» **PROBLEMA PLANTEADO**
Según el texto presentado, ¿en qué fecha falleció en una mazmorra el virrey español de Nápoles?

» **TEXTO PRESENTADO**
El fuego se combate con más fuego debió pensar Pedro «el Grande», el virrey español de Nápoles entre 1616 y 1620, cuando decidió organizar una marina paralela para realizar acciones de corso contra los turco-berberiscos. Su amigo y consejero, el poeta Francisco de Quevedo, cantó en versos los éxitos de esta flotilla de galeras y galeones: «Sacó del remo más de dos mil fieles, y turcos puso al remo mil personas». Así y todo, su fama le granjeó numerosos enemigos en la corte, que en 1620 consiguieron que Felipe III destituyera al «virrey temerario» al que acusaron de buscar con sus acciones el lucro personal y la independencia de Nápoles. Falleció en una mazmorra como un vulgar delincuente el 24 de septiembre de 1624, siendo sus últimas palabras: «Si cual serví a mi rey sirviera a Dios, fuera buen cristiano».

La vida del Gran Duque de Osuna fue relatada en distintos poemas, entre ellos los de su buen amigo Francisco de Quevedo, como el ejemplo del perfecto servidor –honrado y valiente– de la Monarquía hispánica, precisamente cuando los corruptos y los conspiradores desplazaban a los héroes militares en la corte madrileña. Es por ello que la biografía más temprana de Pedro Téllez-Girón y Velasco está repleta de licencias literarias y es difícil saber cuánto hay de cierto.

» **MATERIAL PROPORCIONADO**

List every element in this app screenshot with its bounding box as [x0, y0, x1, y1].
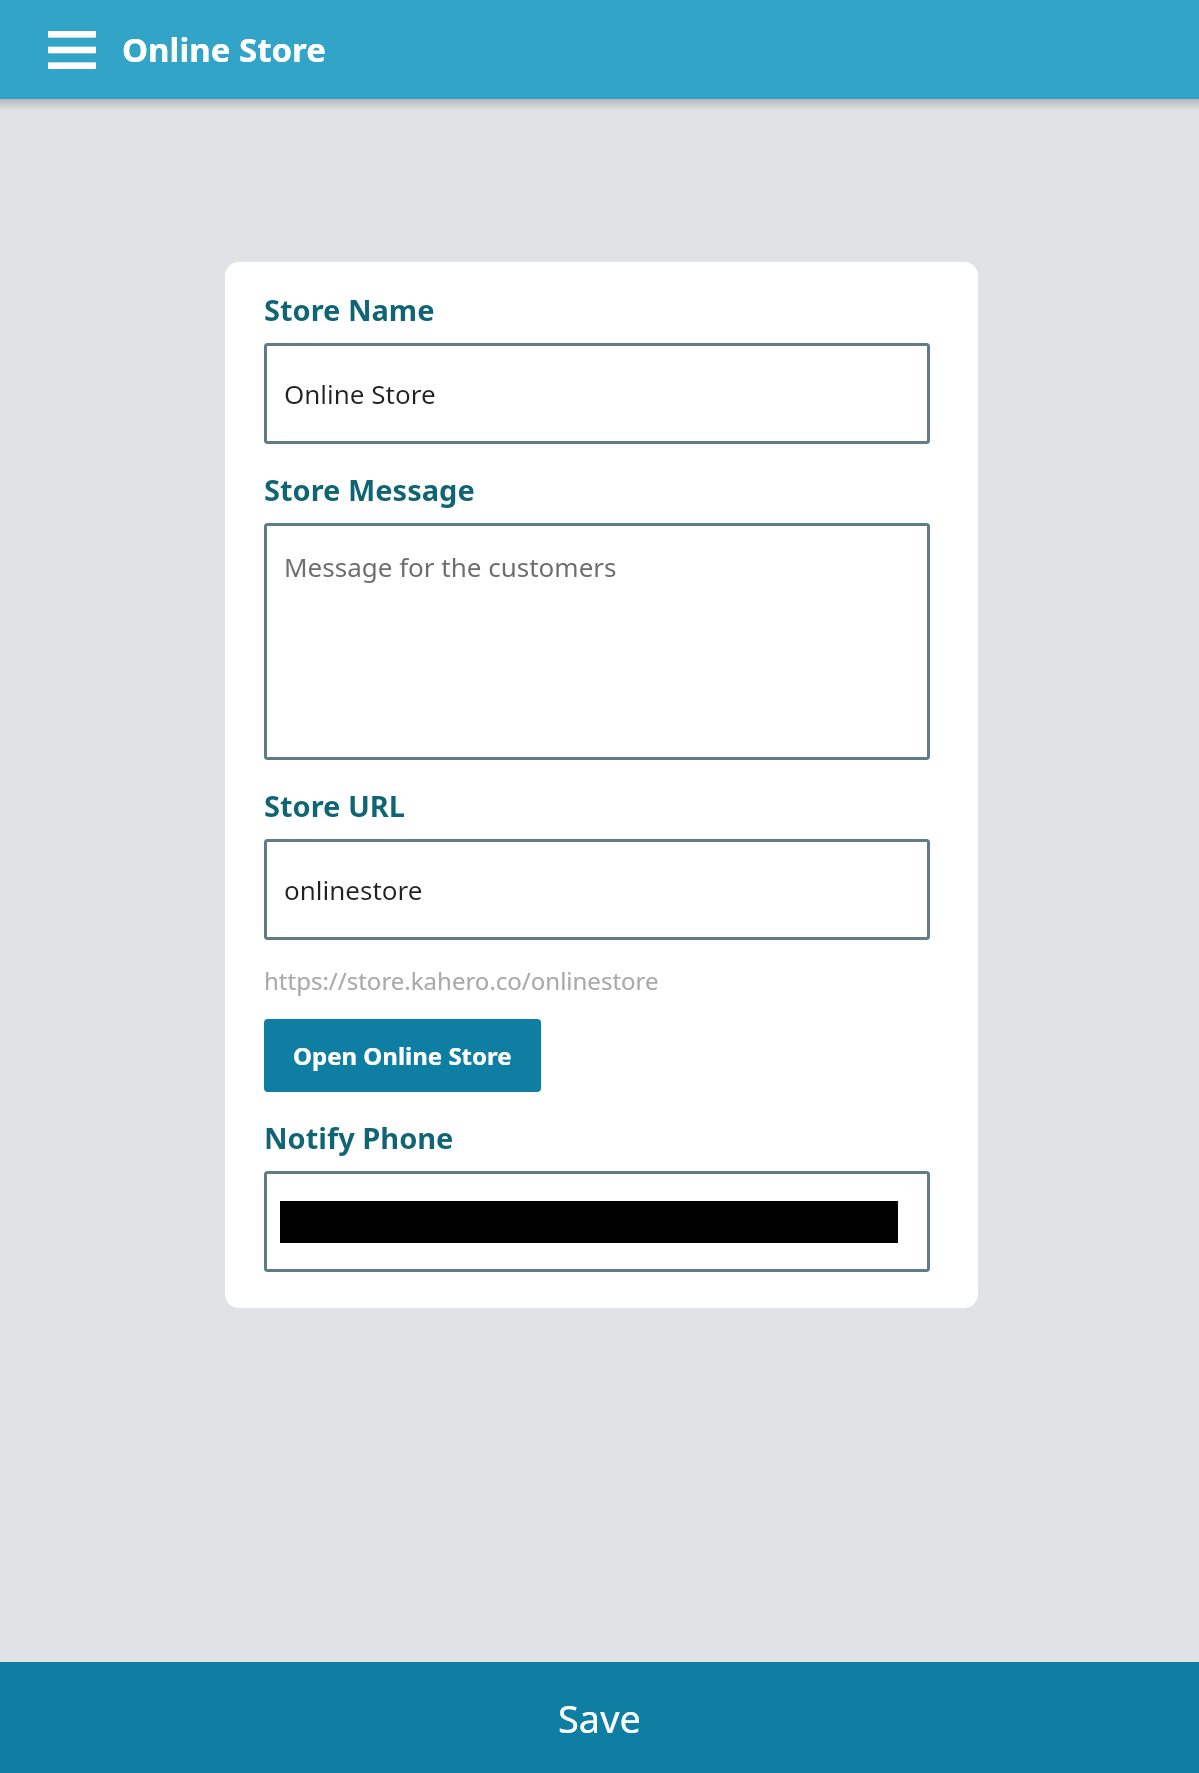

» **LA SOLUCIÓN**
El 24 de septiembre de 1624.